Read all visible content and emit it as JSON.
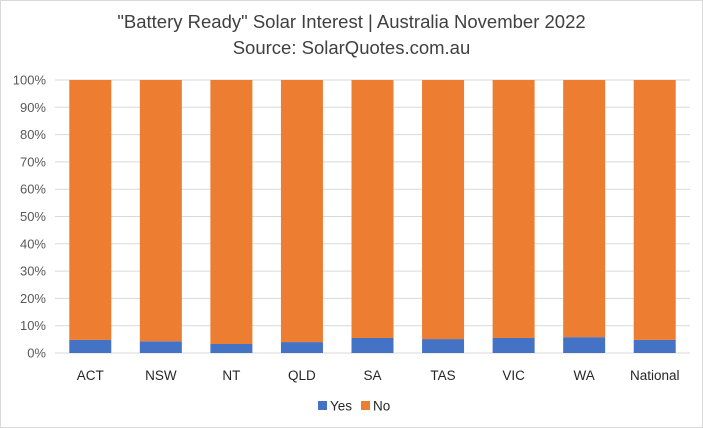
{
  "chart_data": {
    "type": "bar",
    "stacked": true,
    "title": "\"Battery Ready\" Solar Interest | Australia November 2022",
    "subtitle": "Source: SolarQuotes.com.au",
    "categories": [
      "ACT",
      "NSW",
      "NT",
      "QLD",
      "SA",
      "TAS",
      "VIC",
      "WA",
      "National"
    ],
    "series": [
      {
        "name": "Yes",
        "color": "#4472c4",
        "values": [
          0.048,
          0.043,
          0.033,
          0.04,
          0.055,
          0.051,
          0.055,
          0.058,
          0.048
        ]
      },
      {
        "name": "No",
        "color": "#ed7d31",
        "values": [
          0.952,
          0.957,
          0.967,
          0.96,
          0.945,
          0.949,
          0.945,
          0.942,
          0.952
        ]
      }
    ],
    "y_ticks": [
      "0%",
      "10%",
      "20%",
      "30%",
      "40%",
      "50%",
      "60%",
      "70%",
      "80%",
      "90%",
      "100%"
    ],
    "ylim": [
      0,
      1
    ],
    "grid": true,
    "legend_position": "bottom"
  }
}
+ + + + + + +
## WHAT YOU HAVE TO DO
Output the full set of records above without changing a word, and drop the images.

## SOLUTION TO THIS PROBLEM
Read all visible content and emit it as JSON.
{
  "chart_data": {
    "type": "bar",
    "stacked": true,
    "title": "\"Battery Ready\" Solar Interest | Australia November 2022",
    "subtitle": "Source: SolarQuotes.com.au",
    "categories": [
      "ACT",
      "NSW",
      "NT",
      "QLD",
      "SA",
      "TAS",
      "VIC",
      "WA",
      "National"
    ],
    "series": [
      {
        "name": "Yes",
        "color": "#4472c4",
        "values": [
          0.048,
          0.043,
          0.033,
          0.04,
          0.055,
          0.051,
          0.055,
          0.058,
          0.048
        ]
      },
      {
        "name": "No",
        "color": "#ed7d31",
        "values": [
          0.952,
          0.957,
          0.967,
          0.96,
          0.945,
          0.949,
          0.945,
          0.942,
          0.952
        ]
      }
    ],
    "y_ticks": [
      "0%",
      "10%",
      "20%",
      "30%",
      "40%",
      "50%",
      "60%",
      "70%",
      "80%",
      "90%",
      "100%"
    ],
    "ylim": [
      0,
      1
    ],
    "grid": true,
    "legend_position": "bottom"
  }
}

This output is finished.